TASK TO COMPLETE
Take every line that has the string "JSON" and copy it out.

◇ ◇ ◇ ◇ ◇

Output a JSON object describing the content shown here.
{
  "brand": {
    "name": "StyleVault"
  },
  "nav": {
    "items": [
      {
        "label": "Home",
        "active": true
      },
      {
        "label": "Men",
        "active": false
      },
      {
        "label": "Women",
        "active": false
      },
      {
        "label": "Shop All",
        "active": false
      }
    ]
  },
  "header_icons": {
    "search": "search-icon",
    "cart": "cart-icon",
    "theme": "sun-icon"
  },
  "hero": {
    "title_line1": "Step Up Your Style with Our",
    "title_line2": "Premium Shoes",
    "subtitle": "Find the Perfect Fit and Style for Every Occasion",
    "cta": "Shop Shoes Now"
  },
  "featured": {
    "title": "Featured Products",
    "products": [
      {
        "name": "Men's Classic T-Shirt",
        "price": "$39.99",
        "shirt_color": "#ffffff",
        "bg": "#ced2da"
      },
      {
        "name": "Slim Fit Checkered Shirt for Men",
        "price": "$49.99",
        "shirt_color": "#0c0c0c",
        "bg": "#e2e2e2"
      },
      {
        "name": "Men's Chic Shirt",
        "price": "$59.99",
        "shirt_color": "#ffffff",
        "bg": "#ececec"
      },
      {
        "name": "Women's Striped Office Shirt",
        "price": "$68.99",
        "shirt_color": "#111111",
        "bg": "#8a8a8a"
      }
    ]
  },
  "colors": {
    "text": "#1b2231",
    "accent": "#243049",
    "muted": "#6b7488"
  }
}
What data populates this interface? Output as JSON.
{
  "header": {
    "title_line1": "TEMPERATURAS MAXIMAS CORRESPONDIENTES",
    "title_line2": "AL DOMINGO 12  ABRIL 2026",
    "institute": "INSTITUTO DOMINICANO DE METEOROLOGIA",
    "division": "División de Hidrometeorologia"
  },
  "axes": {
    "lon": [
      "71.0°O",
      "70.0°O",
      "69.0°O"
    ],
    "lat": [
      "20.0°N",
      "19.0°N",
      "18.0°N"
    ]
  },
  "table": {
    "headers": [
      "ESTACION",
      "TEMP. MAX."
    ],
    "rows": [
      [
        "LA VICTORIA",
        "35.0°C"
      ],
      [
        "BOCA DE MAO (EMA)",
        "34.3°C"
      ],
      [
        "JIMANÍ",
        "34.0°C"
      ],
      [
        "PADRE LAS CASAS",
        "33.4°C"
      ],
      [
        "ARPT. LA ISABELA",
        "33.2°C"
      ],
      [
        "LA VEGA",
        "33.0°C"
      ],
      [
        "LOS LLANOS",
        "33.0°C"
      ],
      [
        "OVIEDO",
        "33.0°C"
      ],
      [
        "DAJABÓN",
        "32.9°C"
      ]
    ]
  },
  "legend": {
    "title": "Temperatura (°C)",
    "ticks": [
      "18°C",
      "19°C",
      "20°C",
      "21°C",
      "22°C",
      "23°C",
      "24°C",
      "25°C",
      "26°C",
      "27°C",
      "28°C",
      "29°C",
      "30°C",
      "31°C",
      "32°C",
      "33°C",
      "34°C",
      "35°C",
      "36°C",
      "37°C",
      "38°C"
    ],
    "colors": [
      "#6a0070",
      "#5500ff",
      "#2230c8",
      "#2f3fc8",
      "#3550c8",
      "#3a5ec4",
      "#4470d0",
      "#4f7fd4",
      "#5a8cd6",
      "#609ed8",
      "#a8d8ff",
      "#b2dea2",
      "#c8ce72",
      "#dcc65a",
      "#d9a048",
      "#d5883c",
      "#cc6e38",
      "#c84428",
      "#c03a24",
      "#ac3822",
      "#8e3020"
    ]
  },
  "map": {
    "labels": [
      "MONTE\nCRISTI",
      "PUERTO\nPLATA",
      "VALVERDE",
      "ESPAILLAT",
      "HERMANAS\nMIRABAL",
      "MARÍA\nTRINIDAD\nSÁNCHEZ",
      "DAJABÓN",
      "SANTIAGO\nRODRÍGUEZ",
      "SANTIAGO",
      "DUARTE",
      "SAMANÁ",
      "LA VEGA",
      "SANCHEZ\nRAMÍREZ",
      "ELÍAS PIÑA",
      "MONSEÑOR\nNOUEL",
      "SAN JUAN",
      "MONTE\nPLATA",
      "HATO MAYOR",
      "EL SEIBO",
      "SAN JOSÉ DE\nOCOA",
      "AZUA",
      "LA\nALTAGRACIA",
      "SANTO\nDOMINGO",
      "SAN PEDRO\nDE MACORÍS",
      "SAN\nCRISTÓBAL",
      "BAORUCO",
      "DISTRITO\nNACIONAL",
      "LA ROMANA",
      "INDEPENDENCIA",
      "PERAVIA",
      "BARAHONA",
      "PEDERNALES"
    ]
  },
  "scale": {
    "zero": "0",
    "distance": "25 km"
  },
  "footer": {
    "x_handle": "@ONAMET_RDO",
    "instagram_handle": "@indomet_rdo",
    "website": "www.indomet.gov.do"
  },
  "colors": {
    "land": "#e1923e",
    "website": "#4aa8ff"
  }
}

◇ ◇ ◇ ◇ ◇

RESULT
Output a JSON object describing the content shown here.
What data populates this interface? Output as JSON.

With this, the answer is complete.